- [Requirements]
In the data below, find every line with the string "this" and pull it out.

- [The records]
>> BEGIN
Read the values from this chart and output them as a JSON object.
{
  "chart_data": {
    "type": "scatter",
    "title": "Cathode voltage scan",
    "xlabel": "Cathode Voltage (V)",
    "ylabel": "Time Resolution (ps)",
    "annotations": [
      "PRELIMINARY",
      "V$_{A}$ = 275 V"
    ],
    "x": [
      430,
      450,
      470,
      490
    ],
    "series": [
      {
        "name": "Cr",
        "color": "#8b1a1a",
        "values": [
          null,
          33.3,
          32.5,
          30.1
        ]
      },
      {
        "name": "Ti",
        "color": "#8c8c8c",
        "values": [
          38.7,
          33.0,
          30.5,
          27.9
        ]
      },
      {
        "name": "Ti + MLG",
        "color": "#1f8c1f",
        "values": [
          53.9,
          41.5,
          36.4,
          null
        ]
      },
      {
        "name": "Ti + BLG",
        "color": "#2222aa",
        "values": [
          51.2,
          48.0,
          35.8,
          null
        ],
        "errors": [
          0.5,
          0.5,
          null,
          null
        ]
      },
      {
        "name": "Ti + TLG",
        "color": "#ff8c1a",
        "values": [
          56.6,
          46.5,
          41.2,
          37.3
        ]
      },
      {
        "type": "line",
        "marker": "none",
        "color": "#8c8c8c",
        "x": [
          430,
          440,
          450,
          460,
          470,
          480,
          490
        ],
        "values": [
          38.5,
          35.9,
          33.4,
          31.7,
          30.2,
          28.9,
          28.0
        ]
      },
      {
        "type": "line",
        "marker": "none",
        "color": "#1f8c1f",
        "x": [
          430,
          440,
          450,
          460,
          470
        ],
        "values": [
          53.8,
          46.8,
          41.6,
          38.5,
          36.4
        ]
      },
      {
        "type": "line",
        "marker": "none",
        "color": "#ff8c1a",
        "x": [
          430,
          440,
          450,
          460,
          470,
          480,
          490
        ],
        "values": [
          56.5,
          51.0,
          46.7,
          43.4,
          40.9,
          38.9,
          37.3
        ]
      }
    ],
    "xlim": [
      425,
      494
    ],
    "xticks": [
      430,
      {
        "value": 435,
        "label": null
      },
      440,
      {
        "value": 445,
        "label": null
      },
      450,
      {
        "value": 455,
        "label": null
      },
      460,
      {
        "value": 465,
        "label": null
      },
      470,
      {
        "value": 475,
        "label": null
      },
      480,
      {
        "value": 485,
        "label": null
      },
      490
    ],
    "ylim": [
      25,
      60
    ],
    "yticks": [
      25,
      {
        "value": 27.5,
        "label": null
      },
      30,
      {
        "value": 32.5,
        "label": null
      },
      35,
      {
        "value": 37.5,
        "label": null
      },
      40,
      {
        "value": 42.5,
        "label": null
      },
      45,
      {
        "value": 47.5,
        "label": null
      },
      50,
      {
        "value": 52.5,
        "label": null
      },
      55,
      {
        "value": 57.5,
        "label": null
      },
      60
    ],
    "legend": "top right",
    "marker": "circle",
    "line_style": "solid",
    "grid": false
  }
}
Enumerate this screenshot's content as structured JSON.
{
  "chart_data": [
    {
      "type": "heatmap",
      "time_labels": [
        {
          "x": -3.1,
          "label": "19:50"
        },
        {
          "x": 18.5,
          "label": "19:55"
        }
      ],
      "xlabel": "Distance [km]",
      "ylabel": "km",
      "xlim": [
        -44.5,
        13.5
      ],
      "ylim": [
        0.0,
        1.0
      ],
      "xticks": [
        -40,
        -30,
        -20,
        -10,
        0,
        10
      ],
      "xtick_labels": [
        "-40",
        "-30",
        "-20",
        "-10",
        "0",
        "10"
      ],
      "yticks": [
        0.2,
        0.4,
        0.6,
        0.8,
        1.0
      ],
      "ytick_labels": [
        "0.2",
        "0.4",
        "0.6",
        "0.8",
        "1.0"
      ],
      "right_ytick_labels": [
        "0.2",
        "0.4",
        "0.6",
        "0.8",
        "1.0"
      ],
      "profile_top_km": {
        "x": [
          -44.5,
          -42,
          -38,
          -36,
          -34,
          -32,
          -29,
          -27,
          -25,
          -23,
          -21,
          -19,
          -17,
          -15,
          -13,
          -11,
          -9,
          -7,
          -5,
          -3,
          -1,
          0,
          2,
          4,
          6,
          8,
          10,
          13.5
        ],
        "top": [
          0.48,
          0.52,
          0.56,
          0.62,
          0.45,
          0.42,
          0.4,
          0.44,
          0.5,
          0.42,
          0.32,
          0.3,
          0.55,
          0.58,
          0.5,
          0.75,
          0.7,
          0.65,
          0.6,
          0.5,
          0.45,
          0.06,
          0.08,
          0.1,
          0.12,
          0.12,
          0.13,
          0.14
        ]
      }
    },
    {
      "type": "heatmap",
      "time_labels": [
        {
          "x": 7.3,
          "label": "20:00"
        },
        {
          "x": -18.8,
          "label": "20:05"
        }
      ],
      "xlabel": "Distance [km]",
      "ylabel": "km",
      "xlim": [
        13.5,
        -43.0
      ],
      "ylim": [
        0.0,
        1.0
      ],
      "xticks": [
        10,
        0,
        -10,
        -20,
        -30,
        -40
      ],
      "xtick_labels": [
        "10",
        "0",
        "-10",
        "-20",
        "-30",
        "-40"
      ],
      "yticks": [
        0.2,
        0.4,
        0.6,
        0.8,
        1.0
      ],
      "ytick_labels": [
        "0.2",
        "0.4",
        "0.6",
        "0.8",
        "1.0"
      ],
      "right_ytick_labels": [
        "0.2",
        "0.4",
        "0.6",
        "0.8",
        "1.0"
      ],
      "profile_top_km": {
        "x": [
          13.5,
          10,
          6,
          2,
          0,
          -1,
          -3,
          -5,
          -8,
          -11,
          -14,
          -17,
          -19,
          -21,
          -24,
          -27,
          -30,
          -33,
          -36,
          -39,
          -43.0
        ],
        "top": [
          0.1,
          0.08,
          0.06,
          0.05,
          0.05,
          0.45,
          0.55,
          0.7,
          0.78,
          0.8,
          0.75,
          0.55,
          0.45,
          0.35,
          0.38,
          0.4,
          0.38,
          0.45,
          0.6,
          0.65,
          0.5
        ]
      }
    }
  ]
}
>> END
- [Solution]
Read the values from this chart and output them as a JSON object.
Enumerate this screenshot's content as structured JSON.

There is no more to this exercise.